## [What you have to do]
Wherever the string "conf" occurs in a line of these records, report that line.

Stored entries
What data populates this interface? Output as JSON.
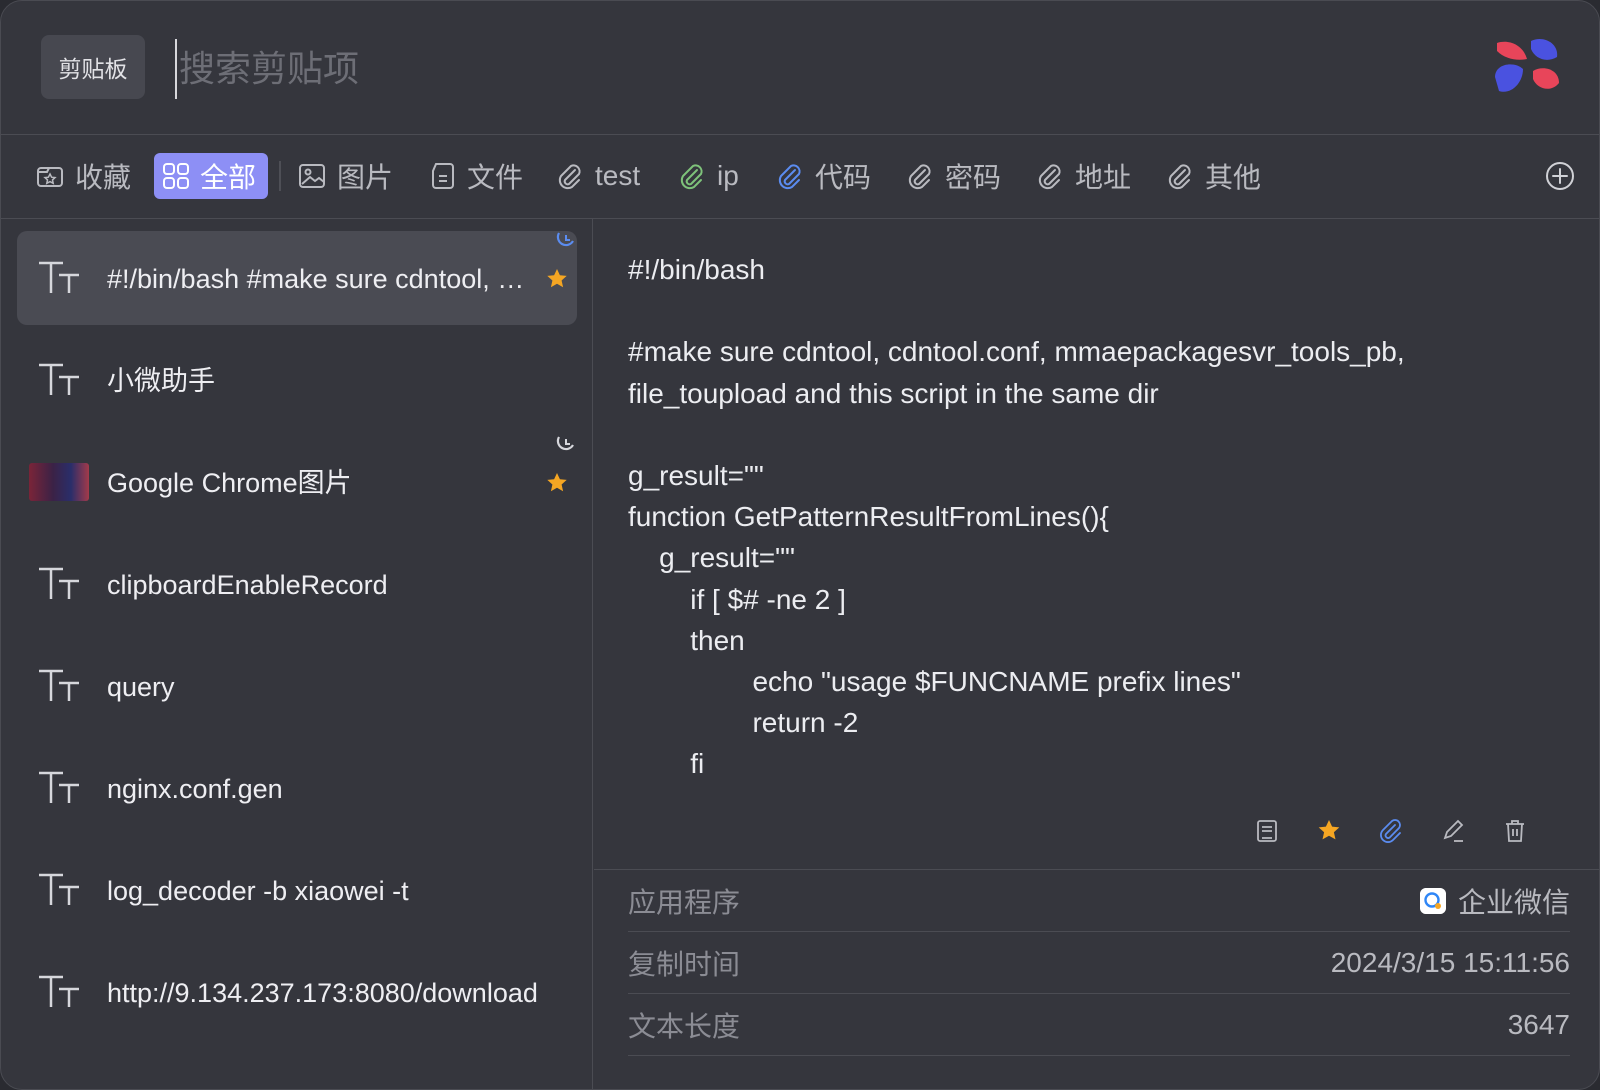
{
  "header": {
    "tag_label": "剪贴板",
    "search_placeholder": "搜索剪贴项"
  },
  "tabs": [
    {
      "label": "收藏",
      "icon": "folder-star-icon"
    },
    {
      "label": "全部",
      "icon": "grid-icon",
      "active": true
    },
    {
      "label": "图片",
      "icon": "image-icon"
    },
    {
      "label": "文件",
      "icon": "file-icon"
    },
    {
      "label": "test",
      "icon": "paperclip-icon"
    },
    {
      "label": "ip",
      "icon": "paperclip-icon",
      "color": "#7ec27a"
    },
    {
      "label": "代码",
      "icon": "paperclip-icon",
      "color": "#5b8cf0"
    },
    {
      "label": "密码",
      "icon": "paperclip-icon"
    },
    {
      "label": "地址",
      "icon": "paperclip-icon"
    },
    {
      "label": "其他",
      "icon": "paperclip-icon"
    }
  ],
  "items": [
    {
      "label": "#!/bin/bash #make sure cdntool, cdntool.conf, mmaepackagesvr_tools_pb, file_toupload and this script in the same dir",
      "type": "text",
      "starred": true,
      "selected": true,
      "pinned": true
    },
    {
      "label": "小微助手",
      "type": "text"
    },
    {
      "label": "Google Chrome图片",
      "type": "image",
      "starred": true,
      "pinned": true
    },
    {
      "label": "clipboardEnableRecord",
      "type": "text"
    },
    {
      "label": "query",
      "type": "text"
    },
    {
      "label": "nginx.conf.gen",
      "type": "text"
    },
    {
      "label": "log_decoder -b xiaowei -t",
      "type": "text"
    },
    {
      "label": "http://9.134.237.173:8080/download",
      "type": "text"
    }
  ],
  "content": {
    "text": "#!/bin/bash\n\n#make sure cdntool, cdntool.conf, mmaepackagesvr_tools_pb,\nfile_toupload and this script in the same dir\n\ng_result=\"\"\nfunction GetPatternResultFromLines(){\n    g_result=\"\"\n        if [ $# -ne 2 ]\n        then\n                echo \"usage $FUNCNAME prefix lines\"\n                return -2\n        fi"
  },
  "actions": [
    "note-icon",
    "star-icon",
    "paperclip-icon",
    "edit-icon",
    "trash-icon"
  ],
  "meta": {
    "app_label": "应用程序",
    "app_value": "企业微信",
    "time_label": "复制时间",
    "time_value": "2024/3/15 15:11:56",
    "length_label": "文本长度",
    "length_value": "3647"
  },
  "colors": {
    "accent": "#8d8ff5",
    "star": "#f5a623",
    "link_blue": "#5b8cf0",
    "ip_green": "#7ec27a"
  }
}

## [Answer to the exercise]
      "label": "#!/bin/bash #make sure cdntool, cdntool.conf, mmaepackagesvr_tools_pb, file_toupload and this script in the same dir",
      "label": "nginx.conf.gen",
    "text": "#!/bin/bash\n\n#make sure cdntool, cdntool.conf, mmaepackagesvr_tools_pb,\nfile_toupload and this script in the same dir\n\ng_result=\"\"\nfunction GetPatternResultFromLines(){\n    g_result=\"\"\n        if [ $# -ne 2 ]\n        then\n                echo \"usage $FUNCNAME prefix lines\"\n                return -2\n        fi"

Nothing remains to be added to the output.